### Prompt
Each record below should appear again exactly as written.
○ ○ ○ ○ ○
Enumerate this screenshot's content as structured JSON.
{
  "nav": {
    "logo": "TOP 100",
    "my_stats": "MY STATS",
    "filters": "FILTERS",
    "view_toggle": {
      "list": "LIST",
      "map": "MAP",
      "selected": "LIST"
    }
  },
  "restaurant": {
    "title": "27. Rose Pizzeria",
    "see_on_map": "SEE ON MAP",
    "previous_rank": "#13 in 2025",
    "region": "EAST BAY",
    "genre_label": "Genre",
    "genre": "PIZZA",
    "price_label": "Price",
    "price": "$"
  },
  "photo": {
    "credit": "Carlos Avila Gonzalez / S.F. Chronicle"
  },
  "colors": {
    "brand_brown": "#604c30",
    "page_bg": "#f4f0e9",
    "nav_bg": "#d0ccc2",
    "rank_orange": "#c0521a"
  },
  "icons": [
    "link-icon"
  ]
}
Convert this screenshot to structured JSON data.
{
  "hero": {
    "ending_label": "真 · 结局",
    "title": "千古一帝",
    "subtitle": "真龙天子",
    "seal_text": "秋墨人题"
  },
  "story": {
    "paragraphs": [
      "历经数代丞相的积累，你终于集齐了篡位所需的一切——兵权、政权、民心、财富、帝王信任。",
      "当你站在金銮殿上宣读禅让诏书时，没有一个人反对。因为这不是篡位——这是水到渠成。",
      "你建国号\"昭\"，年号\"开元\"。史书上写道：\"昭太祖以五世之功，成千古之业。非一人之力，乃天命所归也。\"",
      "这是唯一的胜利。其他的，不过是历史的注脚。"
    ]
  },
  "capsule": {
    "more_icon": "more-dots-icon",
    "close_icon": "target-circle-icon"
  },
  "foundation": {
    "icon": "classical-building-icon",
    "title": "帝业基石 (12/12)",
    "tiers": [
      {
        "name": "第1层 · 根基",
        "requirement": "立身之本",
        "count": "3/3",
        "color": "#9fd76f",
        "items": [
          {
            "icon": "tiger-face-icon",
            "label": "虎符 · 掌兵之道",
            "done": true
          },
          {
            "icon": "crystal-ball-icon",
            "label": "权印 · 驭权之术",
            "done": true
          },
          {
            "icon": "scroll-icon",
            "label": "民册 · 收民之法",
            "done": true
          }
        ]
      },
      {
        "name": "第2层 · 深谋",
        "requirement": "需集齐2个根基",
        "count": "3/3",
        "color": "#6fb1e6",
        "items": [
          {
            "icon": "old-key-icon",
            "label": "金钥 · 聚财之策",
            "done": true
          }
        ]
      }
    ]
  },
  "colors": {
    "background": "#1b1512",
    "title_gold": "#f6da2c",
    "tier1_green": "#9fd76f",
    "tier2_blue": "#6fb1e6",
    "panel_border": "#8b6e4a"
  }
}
○ ○ ○ ○ ○
### Written answer
Enumerate this screenshot's content as structured JSON.
{
  "nav": {
    "logo": "TOP 100",
    "my_stats": "MY STATS",
    "filters": "FILTERS",
    "view_toggle": {
      "list": "LIST",
      "map": "MAP",
      "selected": "LIST"
    }
  },
  "restaurant": {
    "title": "27. Rose Pizzeria",
    "see_on_map": "SEE ON MAP",
    "previous_rank": "#13 in 2025",
    "region": "EAST BAY",
    "genre_label": "Genre",
    "genre": "PIZZA",
    "price_label": "Price",
    "price": "$"
  },
  "photo": {
    "credit": "Carlos Avila Gonzalez / S.F. Chronicle"
  },
  "colors": {
    "brand_brown": "#604c30",
    "page_bg": "#f4f0e9",
    "nav_bg": "#d0ccc2",
    "rank_orange": "#c0521a"
  },
  "icons": [
    "link-icon"
  ]
}
Convert this screenshot to structured JSON data.
{
  "hero": {
    "ending_label": "真 · 结局",
    "title": "千古一帝",
    "subtitle": "真龙天子",
    "seal_text": "秋墨人题"
  },
  "story": {
    "paragraphs": [
      "历经数代丞相的积累，你终于集齐了篡位所需的一切——兵权、政权、民心、财富、帝王信任。",
      "当你站在金銮殿上宣读禅让诏书时，没有一个人反对。因为这不是篡位——这是水到渠成。",
      "你建国号\"昭\"，年号\"开元\"。史书上写道：\"昭太祖以五世之功，成千古之业。非一人之力，乃天命所归也。\"",
      "这是唯一的胜利。其他的，不过是历史的注脚。"
    ]
  },
  "capsule": {
    "more_icon": "more-dots-icon",
    "close_icon": "target-circle-icon"
  },
  "foundation": {
    "icon": "classical-building-icon",
    "title": "帝业基石 (12/12)",
    "tiers": [
      {
        "name": "第1层 · 根基",
        "requirement": "立身之本",
        "count": "3/3",
        "color": "#9fd76f",
        "items": [
          {
            "icon": "tiger-face-icon",
            "label": "虎符 · 掌兵之道",
            "done": true
          },
          {
            "icon": "crystal-ball-icon",
            "label": "权印 · 驭权之术",
            "done": true
          },
          {
            "icon": "scroll-icon",
            "label": "民册 · 收民之法",
            "done": true
          }
        ]
      },
      {
        "name": "第2层 · 深谋",
        "requirement": "需集齐2个根基",
        "count": "3/3",
        "color": "#6fb1e6",
        "items": [
          {
            "icon": "old-key-icon",
            "label": "金钥 · 聚财之策",
            "done": true
          }
        ]
      }
    ]
  },
  "colors": {
    "background": "#1b1512",
    "title_gold": "#f6da2c",
    "tier1_green": "#9fd76f",
    "tier2_blue": "#6fb1e6",
    "panel_border": "#8b6e4a"
  }
}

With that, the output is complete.